## Start Records supplied
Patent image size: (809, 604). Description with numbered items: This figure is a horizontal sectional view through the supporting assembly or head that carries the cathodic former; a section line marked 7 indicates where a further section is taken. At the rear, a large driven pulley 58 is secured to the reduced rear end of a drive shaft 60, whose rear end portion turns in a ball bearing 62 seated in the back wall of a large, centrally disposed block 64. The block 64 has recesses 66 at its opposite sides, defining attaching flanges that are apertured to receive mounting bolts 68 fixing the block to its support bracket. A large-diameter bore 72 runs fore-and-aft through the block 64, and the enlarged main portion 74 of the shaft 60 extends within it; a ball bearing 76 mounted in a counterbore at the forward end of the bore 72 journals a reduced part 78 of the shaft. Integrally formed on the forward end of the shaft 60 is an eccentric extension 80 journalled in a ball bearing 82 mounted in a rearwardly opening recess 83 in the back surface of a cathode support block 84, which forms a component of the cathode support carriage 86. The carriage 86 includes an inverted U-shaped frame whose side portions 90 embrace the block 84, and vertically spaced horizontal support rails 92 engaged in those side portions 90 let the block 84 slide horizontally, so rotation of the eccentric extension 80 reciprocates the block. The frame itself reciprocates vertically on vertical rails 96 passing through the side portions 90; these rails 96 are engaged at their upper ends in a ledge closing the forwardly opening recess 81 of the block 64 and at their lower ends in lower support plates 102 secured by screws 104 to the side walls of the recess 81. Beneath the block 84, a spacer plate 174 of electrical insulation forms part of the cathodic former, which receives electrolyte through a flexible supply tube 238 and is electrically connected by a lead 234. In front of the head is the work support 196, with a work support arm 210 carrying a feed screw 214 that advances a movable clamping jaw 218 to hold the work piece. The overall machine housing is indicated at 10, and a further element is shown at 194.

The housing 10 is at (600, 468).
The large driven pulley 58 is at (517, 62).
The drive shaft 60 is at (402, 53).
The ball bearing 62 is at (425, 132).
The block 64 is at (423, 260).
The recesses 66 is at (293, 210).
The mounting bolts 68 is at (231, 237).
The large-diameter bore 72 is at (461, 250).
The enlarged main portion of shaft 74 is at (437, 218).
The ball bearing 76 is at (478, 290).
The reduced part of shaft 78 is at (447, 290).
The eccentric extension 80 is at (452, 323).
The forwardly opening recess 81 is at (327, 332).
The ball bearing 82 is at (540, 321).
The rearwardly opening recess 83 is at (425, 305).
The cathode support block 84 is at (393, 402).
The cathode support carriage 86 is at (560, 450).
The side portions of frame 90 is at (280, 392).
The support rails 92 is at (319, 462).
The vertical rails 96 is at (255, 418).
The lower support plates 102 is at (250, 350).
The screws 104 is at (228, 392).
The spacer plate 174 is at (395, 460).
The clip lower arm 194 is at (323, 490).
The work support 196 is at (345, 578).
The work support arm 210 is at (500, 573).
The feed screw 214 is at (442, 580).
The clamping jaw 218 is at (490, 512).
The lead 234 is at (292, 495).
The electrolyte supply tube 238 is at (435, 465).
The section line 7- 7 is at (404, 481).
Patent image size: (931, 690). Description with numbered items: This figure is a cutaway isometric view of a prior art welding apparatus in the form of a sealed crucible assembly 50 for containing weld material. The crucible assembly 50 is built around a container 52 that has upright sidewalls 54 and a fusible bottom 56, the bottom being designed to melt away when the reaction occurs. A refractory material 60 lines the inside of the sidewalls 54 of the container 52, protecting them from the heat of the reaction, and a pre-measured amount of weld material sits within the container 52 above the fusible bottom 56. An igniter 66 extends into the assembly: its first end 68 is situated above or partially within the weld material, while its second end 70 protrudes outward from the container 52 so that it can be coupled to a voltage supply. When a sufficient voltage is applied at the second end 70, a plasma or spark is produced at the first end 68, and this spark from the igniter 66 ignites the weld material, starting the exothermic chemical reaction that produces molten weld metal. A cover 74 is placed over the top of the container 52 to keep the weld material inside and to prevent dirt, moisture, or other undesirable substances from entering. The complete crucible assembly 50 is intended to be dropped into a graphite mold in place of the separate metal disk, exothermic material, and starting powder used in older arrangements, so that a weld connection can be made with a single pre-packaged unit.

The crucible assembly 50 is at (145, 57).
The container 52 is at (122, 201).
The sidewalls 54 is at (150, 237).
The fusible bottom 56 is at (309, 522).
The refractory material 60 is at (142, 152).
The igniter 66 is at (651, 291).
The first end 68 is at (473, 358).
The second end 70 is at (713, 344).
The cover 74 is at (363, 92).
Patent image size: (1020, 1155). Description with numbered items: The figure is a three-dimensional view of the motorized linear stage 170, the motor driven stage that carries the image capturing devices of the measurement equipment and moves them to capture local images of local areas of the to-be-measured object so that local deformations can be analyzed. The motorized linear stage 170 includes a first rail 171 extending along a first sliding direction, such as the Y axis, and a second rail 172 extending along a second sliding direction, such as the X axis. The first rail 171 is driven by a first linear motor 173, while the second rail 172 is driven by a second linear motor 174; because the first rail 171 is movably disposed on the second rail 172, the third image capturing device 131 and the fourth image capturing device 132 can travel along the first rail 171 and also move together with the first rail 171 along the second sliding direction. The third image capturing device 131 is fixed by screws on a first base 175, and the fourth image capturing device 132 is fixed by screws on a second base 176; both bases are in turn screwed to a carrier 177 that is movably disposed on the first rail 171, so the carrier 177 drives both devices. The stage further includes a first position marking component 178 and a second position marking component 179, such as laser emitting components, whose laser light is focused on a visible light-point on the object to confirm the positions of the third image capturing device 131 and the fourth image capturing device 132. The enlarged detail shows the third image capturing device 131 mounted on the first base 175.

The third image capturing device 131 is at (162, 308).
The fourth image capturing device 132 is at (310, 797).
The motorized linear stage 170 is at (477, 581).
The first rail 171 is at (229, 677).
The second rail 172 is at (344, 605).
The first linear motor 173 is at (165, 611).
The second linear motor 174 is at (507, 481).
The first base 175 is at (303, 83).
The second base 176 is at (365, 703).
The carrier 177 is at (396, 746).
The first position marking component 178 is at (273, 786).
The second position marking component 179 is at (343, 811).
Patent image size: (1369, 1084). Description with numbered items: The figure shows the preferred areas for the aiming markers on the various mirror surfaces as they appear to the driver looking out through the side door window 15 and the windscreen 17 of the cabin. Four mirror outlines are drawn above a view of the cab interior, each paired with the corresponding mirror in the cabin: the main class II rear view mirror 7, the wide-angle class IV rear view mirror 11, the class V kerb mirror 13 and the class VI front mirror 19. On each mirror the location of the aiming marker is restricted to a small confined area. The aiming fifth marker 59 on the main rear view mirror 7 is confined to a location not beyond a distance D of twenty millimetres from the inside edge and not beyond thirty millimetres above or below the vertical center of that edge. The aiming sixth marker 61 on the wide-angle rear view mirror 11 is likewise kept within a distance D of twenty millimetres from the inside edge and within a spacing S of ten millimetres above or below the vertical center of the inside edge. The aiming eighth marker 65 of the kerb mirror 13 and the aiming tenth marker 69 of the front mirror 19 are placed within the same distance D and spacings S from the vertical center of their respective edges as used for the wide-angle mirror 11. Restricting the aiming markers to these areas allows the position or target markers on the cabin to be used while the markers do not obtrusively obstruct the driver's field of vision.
## End Records supplied
Set task: Reproduce the lines above, swapping "Patent image size" for "Drawing dimensions" wherever it occurs and keeping all other text unchanged.

Exercise response:
Drawing dimensions: (809, 604). Description with numbered items: This figure is a horizontal sectional view through the supporting assembly or head that carries the cathodic former; a section line marked 7 indicates where a further section is taken. At the rear, a large driven pulley 58 is secured to the reduced rear end of a drive shaft 60, whose rear end portion turns in a ball bearing 62 seated in the back wall of a large, centrally disposed block 64. The block 64 has recesses 66 at its opposite sides, defining attaching flanges that are apertured to receive mounting bolts 68 fixing the block to its support bracket. A large-diameter bore 72 runs fore-and-aft through the block 64, and the enlarged main portion 74 of the shaft 60 extends within it; a ball bearing 76 mounted in a counterbore at the forward end of the bore 72 journals a reduced part 78 of the shaft. Integrally formed on the forward end of the shaft 60 is an eccentric extension 80 journalled in a ball bearing 82 mounted in a rearwardly opening recess 83 in the back surface of a cathode support block 84, which forms a component of the cathode support carriage 86. The carriage 86 includes an inverted U-shaped frame whose side portions 90 embrace the block 84, and vertically spaced horizontal support rails 92 engaged in those side portions 90 let the block 84 slide horizontally, so rotation of the eccentric extension 80 reciprocates the block. The frame itself reciprocates vertically on vertical rails 96 passing through the side portions 90; these rails 96 are engaged at their upper ends in a ledge closing the forwardly opening recess 81 of the block 64 and at their lower ends in lower support plates 102 secured by screws 104 to the side walls of the recess 81. Beneath the block 84, a spacer plate 174 of electrical insulation forms part of the cathodic former, which receives electrolyte through a flexible supply tube 238 and is electrically connected by a lead 234. In front of the head is the work support 196, with a work support arm 210 carrying a feed screw 214 that advances a movable clamping jaw 218 to hold the work piece. The overall machine housing is indicated at 10, and a further element is shown at 194.

The housing 10 is at (600, 468).
The large driven pulley 58 is at (517, 62).
The drive shaft 60 is at (402, 53).
The ball bearing 62 is at (425, 132).
The block 64 is at (423, 260).
The recesses 66 is at (293, 210).
The mounting bolts 68 is at (231, 237).
The large-diameter bore 72 is at (461, 250).
The enlarged main portion of shaft 74 is at (437, 218).
The ball bearing 76 is at (478, 290).
The reduced part of shaft 78 is at (447, 290).
The eccentric extension 80 is at (452, 323).
The forwardly opening recess 81 is at (327, 332).
The ball bearing 82 is at (540, 321).
The rearwardly opening recess 83 is at (425, 305).
The cathode support block 84 is at (393, 402).
The cathode support carriage 86 is at (560, 450).
The side portions of frame 90 is at (280, 392).
The support rails 92 is at (319, 462).
The vertical rails 96 is at (255, 418).
The lower support plates 102 is at (250, 350).
The screws 104 is at (228, 392).
The spacer plate 174 is at (395, 460).
The clip lower arm 194 is at (323, 490).
The work support 196 is at (345, 578).
The work support arm 210 is at (500, 573).
The feed screw 214 is at (442, 580).
The clamping jaw 218 is at (490, 512).
The lead 234 is at (292, 495).
The electrolyte supply tube 238 is at (435, 465).
The section line 7- 7 is at (404, 481).
Drawing dimensions: (931, 690). Description with numbered items: This figure is a cutaway isometric view of a prior art welding apparatus in the form of a sealed crucible assembly 50 for containing weld material. The crucible assembly 50 is built around a container 52 that has upright sidewalls 54 and a fusible bottom 56, the bottom being designed to melt away when the reaction occurs. A refractory material 60 lines the inside of the sidewalls 54 of the container 52, protecting them from the heat of the reaction, and a pre-measured amount of weld material sits within the container 52 above the fusible bottom 56. An igniter 66 extends into the assembly: its first end 68 is situated above or partially within the weld material, while its second end 70 protrudes outward from the container 52 so that it can be coupled to a voltage supply. When a sufficient voltage is applied at the second end 70, a plasma or spark is produced at the first end 68, and this spark from the igniter 66 ignites the weld material, starting the exothermic chemical reaction that produces molten weld metal. A cover 74 is placed over the top of the container 52 to keep the weld material inside and to prevent dirt, moisture, or other undesirable substances from entering. The complete crucible assembly 50 is intended to be dropped into a graphite mold in place of the separate metal disk, exothermic material, and starting powder used in older arrangements, so that a weld connection can be made with a single pre-packaged unit.

The crucible assembly 50 is at (145, 57).
The container 52 is at (122, 201).
The sidewalls 54 is at (150, 237).
The fusible bottom 56 is at (309, 522).
The refractory material 60 is at (142, 152).
The igniter 66 is at (651, 291).
The first end 68 is at (473, 358).
The second end 70 is at (713, 344).
The cover 74 is at (363, 92).
Drawing dimensions: (1020, 1155). Description with numbered items: The figure is a three-dimensional view of the motorized linear stage 170, the motor driven stage that carries the image capturing devices of the measurement equipment and moves them to capture local images of local areas of the to-be-measured object so that local deformations can be analyzed. The motorized linear stage 170 includes a first rail 171 extending along a first sliding direction, such as the Y axis, and a second rail 172 extending along a second sliding direction, such as the X axis. The first rail 171 is driven by a first linear motor 173, while the second rail 172 is driven by a second linear motor 174; because the first rail 171 is movably disposed on the second rail 172, the third image capturing device 131 and the fourth image capturing device 132 can travel along the first rail 171 and also move together with the first rail 171 along the second sliding direction. The third image capturing device 131 is fixed by screws on a first base 175, and the fourth image capturing device 132 is fixed by screws on a second base 176; both bases are in turn screwed to a carrier 177 that is movably disposed on the first rail 171, so the carrier 177 drives both devices. The stage further includes a first position marking component 178 and a second position marking component 179, such as laser emitting components, whose laser light is focused on a visible light-point on the object to confirm the positions of the third image capturing device 131 and the fourth image capturing device 132. The enlarged detail shows the third image capturing device 131 mounted on the first base 175.

The third image capturing device 131 is at (162, 308).
The fourth image capturing device 132 is at (310, 797).
The motorized linear stage 170 is at (477, 581).
The first rail 171 is at (229, 677).
The second rail 172 is at (344, 605).
The first linear motor 173 is at (165, 611).
The second linear motor 174 is at (507, 481).
The first base 175 is at (303, 83).
The second base 176 is at (365, 703).
The carrier 177 is at (396, 746).
The first position marking component 178 is at (273, 786).
The second position marking component 179 is at (343, 811).
Drawing dimensions: (1369, 1084). Description with numbered items: The figure shows the preferred areas for the aiming markers on the various mirror surfaces as they appear to the driver looking out through the side door window 15 and the windscreen 17 of the cabin. Four mirror outlines are drawn above a view of the cab interior, each paired with the corresponding mirror in the cabin: the main class II rear view mirror 7, the wide-angle class IV rear view mirror 11, the class V kerb mirror 13 and the class VI front mirror 19. On each mirror the location of the aiming marker is restricted to a small confined area. The aiming fifth marker 59 on the main rear view mirror 7 is confined to a location not beyond a distance D of twenty millimetres from the inside edge and not beyond thirty millimetres above or below the vertical center of that edge. The aiming sixth marker 61 on the wide-angle rear view mirror 11 is likewise kept within a distance D of twenty millimetres from the inside edge and within a spacing S of ten millimetres above or below the vertical center of the inside edge. The aiming eighth marker 65 of the kerb mirror 13 and the aiming tenth marker 69 of the front mirror 19 are placed within the same distance D and spacings S from the vertical center of their respective edges as used for the wide-angle mirror 11. Restricting the aiming markers to these areas allows the position or target markers on the cabin to be used while the markers do not obtrusively obstruct the driver's field of vision.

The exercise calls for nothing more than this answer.